### Written problem
Reproduce the listing below exactly, minus its pictures.

### Data lines
↓↓↓
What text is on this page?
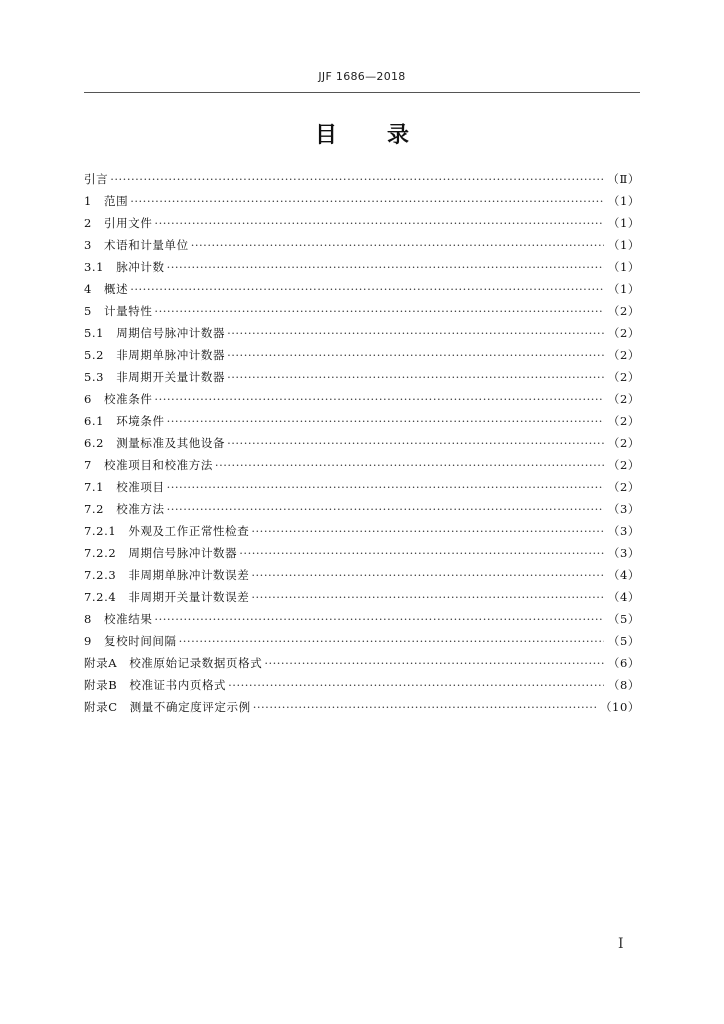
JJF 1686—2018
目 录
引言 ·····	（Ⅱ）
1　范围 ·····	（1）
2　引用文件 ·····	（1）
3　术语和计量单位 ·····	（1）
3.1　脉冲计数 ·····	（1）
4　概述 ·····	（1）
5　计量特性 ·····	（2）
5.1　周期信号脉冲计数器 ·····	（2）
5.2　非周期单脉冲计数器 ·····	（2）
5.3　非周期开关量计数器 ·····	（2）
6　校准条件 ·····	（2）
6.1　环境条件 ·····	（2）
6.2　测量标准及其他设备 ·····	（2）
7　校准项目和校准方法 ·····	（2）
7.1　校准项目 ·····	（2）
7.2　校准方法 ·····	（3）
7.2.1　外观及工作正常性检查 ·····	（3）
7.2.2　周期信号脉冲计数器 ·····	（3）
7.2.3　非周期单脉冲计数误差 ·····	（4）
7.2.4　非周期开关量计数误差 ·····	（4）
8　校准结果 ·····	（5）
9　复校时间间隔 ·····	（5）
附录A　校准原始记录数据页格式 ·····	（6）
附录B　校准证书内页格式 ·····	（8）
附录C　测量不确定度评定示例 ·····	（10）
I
↑↑↑
### Answer to the problem
What text is on this page?
JJF 1686—2018
目 录
引言 ·····	（Ⅱ）
1　范围 ·····	（1）
2　引用文件 ·····	（1）
3　术语和计量单位 ·····	（1）
3.1　脉冲计数 ·····	（1）
4　概述 ·····	（1）
5　计量特性 ·····	（2）
5.1　周期信号脉冲计数器 ·····	（2）
5.2　非周期单脉冲计数器 ·····	（2）
5.3　非周期开关量计数器 ·····	（2）
6　校准条件 ·····	（2）
6.1　环境条件 ·····	（2）
6.2　测量标准及其他设备 ·····	（2）
7　校准项目和校准方法 ·····	（2）
7.1　校准项目 ·····	（2）
7.2　校准方法 ·····	（3）
7.2.1　外观及工作正常性检查 ·····	（3）
7.2.2　周期信号脉冲计数器 ·····	（3）
7.2.3　非周期单脉冲计数误差 ·····	（4）
7.2.4　非周期开关量计数误差 ·····	（4）
8　校准结果 ·····	（5）
9　复校时间间隔 ·····	（5）
附录A　校准原始记录数据页格式 ·····	（6）
附录B　校准证书内页格式 ·····	（8）
附录C　测量不确定度评定示例 ·····	（10）
I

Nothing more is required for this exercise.